> Stated goal: What is the number of lines containing the word "investments"? Give that number alone.

> Record list:

*****

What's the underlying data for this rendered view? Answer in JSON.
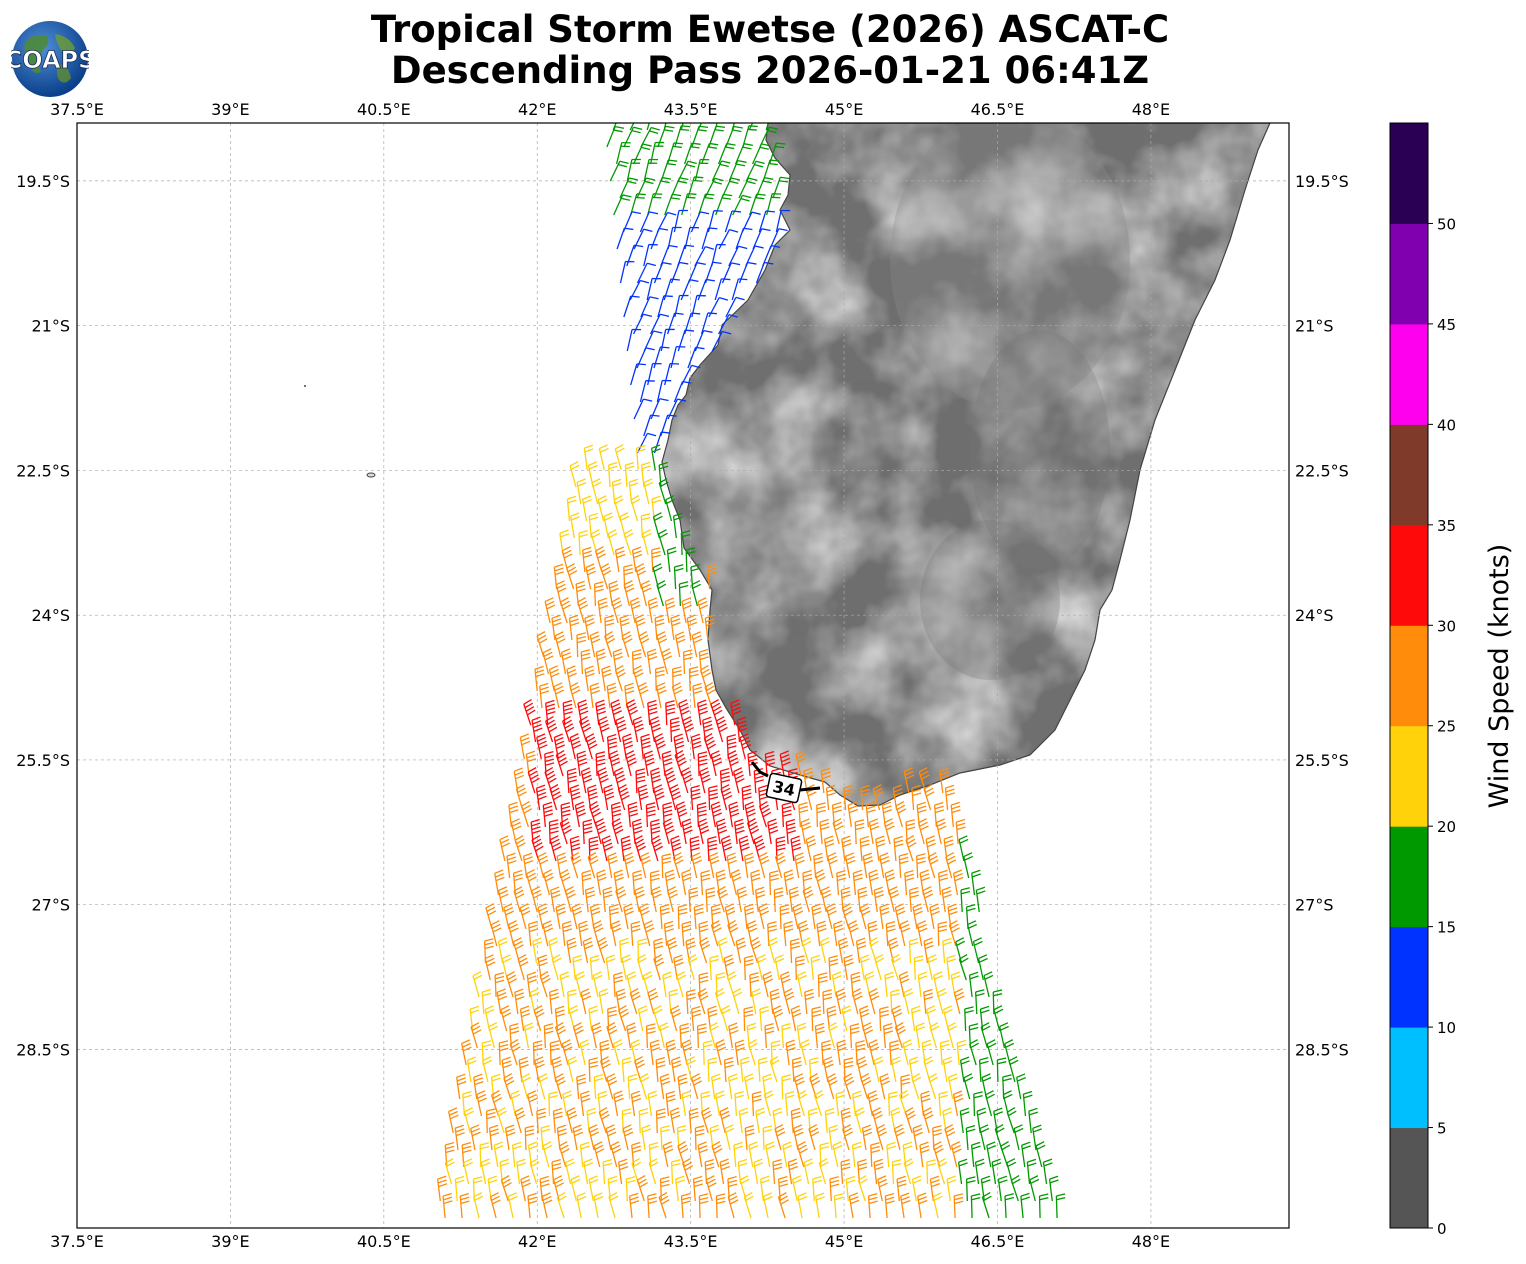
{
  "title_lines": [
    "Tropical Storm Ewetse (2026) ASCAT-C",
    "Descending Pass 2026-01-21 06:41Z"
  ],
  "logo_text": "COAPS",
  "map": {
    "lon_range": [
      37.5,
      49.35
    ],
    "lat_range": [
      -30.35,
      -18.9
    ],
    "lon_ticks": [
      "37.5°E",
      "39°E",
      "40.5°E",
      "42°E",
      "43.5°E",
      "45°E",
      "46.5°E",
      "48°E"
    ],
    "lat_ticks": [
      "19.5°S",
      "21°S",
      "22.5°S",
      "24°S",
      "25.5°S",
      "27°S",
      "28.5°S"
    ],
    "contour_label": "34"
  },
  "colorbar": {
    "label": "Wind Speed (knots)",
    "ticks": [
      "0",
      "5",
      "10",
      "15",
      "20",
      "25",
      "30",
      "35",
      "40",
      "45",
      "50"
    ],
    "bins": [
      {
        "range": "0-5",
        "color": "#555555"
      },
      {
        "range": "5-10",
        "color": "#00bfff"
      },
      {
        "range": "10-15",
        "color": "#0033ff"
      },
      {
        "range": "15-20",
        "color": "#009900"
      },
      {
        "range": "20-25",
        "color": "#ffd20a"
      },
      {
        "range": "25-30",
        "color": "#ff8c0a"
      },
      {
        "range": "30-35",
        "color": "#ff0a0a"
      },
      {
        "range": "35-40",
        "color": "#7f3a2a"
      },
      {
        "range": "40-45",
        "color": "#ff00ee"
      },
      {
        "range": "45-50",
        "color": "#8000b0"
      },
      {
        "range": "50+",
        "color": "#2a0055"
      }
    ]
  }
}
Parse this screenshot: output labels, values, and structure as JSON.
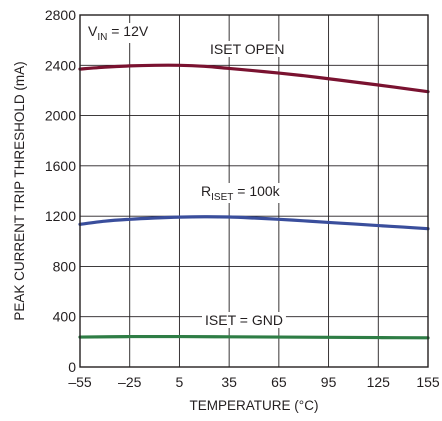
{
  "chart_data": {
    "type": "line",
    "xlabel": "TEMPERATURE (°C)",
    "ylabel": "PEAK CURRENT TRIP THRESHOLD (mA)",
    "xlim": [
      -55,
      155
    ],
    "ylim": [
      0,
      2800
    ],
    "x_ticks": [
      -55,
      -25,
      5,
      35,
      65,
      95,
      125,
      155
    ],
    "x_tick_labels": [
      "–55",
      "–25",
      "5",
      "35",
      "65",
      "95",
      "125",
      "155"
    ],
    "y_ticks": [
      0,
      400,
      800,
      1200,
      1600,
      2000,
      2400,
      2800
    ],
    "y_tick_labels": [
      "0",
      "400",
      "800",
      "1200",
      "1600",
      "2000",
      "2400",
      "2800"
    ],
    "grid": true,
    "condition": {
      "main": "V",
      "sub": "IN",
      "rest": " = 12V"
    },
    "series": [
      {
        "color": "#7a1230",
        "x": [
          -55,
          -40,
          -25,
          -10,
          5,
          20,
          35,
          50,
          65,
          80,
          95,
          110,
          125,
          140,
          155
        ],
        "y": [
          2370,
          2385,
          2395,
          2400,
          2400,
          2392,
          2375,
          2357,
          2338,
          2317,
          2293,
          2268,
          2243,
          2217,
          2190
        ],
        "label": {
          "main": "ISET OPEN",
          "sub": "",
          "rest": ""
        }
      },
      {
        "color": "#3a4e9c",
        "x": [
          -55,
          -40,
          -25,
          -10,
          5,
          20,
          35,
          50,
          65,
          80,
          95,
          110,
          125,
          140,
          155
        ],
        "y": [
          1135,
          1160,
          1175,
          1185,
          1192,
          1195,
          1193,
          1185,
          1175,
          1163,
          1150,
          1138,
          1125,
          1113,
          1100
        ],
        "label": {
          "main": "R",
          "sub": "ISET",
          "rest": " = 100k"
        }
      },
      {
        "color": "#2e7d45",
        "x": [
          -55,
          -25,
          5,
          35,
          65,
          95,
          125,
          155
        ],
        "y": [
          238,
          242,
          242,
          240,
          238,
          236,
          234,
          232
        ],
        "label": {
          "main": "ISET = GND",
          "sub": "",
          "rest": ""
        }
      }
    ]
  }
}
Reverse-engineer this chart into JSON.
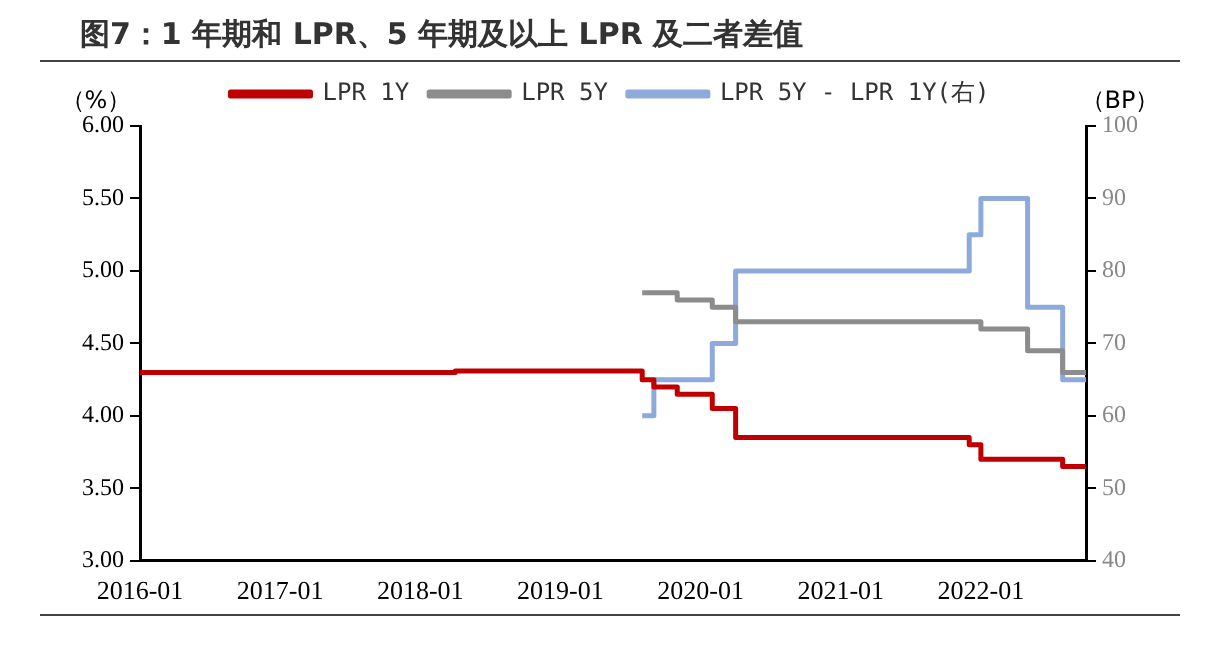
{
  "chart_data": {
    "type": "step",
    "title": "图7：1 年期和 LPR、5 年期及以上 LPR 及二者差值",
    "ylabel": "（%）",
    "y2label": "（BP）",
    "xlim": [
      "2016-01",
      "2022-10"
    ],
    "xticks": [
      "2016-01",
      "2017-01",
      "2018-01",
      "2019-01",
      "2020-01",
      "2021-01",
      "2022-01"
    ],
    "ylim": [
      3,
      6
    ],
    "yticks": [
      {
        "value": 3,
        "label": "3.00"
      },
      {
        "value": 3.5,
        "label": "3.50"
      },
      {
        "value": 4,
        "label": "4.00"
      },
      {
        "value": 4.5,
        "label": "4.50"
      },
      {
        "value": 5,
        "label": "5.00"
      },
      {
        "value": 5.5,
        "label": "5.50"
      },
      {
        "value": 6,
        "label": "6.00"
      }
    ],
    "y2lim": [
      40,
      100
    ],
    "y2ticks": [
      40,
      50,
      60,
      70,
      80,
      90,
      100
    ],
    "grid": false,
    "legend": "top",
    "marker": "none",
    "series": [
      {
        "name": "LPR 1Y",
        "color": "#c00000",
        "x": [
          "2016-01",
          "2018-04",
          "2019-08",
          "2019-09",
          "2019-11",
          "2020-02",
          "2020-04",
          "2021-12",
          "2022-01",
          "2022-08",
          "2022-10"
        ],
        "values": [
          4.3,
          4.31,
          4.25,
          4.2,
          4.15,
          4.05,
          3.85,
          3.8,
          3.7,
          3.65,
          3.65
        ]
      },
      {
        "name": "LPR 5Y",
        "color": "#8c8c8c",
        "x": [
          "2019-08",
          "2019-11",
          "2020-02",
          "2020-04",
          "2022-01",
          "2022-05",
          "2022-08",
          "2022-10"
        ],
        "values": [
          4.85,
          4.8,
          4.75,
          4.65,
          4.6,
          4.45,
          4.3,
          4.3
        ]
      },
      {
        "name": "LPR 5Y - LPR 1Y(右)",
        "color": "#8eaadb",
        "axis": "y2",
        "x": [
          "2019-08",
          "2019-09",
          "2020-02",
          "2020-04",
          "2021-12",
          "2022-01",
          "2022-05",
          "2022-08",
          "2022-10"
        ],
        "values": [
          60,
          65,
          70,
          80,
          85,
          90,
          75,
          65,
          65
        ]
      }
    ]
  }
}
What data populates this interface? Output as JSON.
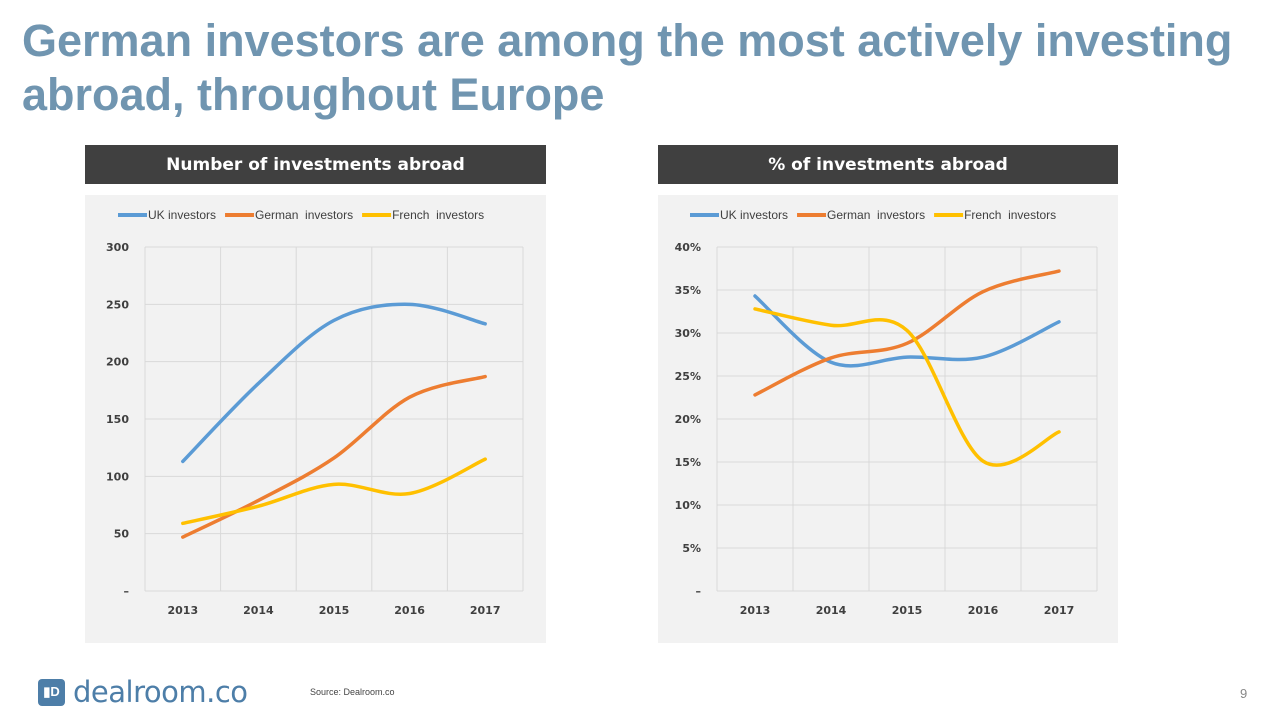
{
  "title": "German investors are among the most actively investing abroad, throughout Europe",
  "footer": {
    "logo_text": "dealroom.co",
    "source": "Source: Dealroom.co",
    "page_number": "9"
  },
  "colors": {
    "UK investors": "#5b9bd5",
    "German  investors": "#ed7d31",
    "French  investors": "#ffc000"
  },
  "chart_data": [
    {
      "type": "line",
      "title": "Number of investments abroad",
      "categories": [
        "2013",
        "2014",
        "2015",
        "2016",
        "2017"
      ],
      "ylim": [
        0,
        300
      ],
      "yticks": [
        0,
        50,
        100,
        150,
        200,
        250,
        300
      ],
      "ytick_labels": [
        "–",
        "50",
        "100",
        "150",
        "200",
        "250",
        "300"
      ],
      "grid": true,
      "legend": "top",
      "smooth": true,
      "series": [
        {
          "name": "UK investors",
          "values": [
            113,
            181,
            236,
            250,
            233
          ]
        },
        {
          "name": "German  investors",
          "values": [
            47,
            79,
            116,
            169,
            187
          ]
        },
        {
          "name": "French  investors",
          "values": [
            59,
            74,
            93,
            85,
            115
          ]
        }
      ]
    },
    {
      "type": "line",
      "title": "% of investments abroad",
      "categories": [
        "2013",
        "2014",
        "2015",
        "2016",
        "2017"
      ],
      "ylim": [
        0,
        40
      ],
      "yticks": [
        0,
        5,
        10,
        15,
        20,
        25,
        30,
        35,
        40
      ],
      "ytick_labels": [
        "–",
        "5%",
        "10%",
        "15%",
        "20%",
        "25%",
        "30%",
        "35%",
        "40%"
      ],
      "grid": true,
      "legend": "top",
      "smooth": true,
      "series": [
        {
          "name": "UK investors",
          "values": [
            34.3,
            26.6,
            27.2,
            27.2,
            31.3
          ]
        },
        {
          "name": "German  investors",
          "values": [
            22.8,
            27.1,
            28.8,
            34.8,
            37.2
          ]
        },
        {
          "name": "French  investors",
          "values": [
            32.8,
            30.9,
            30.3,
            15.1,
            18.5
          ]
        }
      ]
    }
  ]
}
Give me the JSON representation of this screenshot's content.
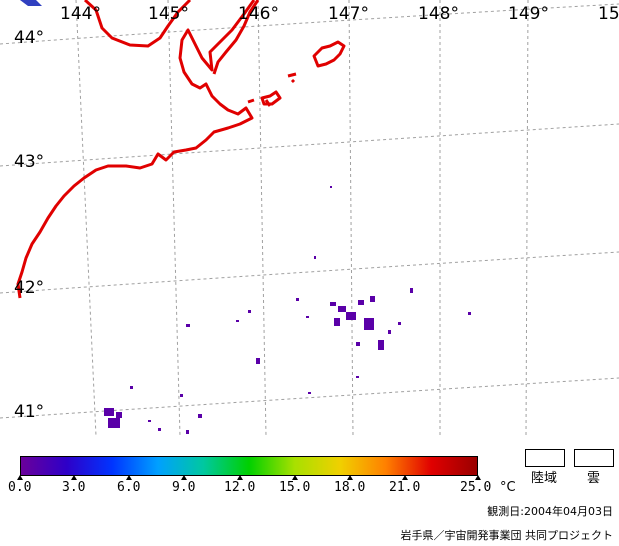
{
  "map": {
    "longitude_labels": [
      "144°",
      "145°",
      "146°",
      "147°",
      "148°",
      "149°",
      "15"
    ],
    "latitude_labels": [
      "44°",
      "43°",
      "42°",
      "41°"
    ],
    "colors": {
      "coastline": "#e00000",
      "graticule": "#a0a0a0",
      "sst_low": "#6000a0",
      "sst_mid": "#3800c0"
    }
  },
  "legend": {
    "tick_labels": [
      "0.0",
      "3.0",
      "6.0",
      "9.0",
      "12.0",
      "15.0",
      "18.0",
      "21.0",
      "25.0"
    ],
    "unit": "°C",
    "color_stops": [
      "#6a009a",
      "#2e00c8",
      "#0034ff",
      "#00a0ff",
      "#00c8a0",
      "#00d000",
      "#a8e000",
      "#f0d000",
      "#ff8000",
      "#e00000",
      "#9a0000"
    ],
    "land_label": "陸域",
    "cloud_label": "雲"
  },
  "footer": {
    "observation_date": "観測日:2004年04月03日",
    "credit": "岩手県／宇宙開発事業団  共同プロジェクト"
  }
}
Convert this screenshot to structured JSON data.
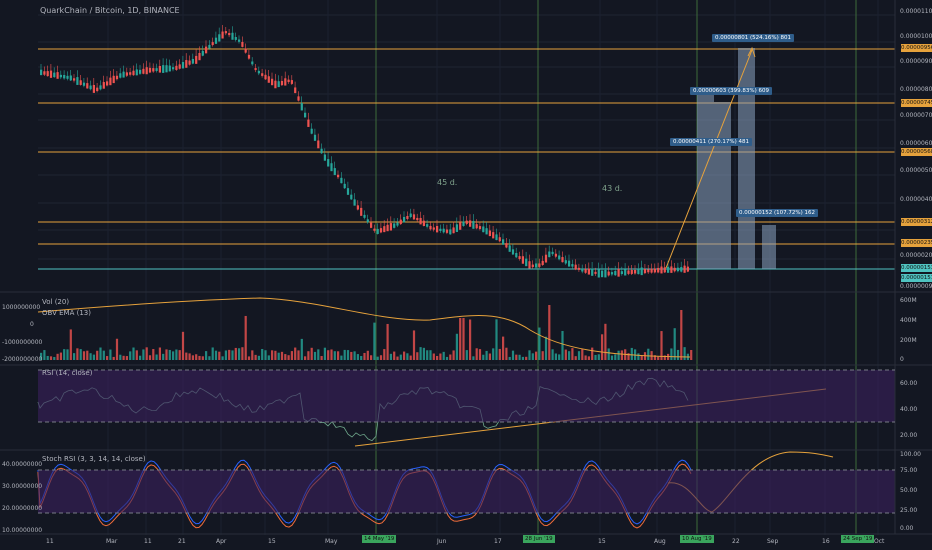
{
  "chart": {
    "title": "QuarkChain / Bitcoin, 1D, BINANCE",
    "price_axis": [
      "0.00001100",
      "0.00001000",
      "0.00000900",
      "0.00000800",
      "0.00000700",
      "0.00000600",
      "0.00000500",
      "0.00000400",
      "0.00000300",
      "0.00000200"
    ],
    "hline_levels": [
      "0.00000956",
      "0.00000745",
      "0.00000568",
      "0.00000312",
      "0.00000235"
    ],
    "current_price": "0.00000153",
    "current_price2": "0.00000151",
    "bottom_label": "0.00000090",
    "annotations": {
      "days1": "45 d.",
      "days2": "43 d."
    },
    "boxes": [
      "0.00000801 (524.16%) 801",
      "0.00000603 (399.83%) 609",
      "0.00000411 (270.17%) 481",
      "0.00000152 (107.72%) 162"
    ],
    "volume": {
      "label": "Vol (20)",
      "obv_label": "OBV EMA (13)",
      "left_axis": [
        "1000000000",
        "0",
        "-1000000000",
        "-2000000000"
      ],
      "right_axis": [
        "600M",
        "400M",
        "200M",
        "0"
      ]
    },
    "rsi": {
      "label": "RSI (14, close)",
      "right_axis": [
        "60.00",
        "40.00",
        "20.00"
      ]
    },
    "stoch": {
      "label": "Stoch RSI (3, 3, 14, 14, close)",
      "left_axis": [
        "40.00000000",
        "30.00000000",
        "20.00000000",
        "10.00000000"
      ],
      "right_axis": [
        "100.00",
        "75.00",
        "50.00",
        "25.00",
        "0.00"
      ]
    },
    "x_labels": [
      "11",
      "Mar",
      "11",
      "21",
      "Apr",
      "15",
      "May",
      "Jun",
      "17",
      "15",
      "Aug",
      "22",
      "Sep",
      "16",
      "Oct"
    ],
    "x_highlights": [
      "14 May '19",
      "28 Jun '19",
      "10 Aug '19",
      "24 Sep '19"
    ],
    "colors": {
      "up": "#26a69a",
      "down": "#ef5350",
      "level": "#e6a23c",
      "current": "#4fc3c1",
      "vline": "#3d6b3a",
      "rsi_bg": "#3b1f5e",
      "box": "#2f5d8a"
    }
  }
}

*****

> Written solution: 2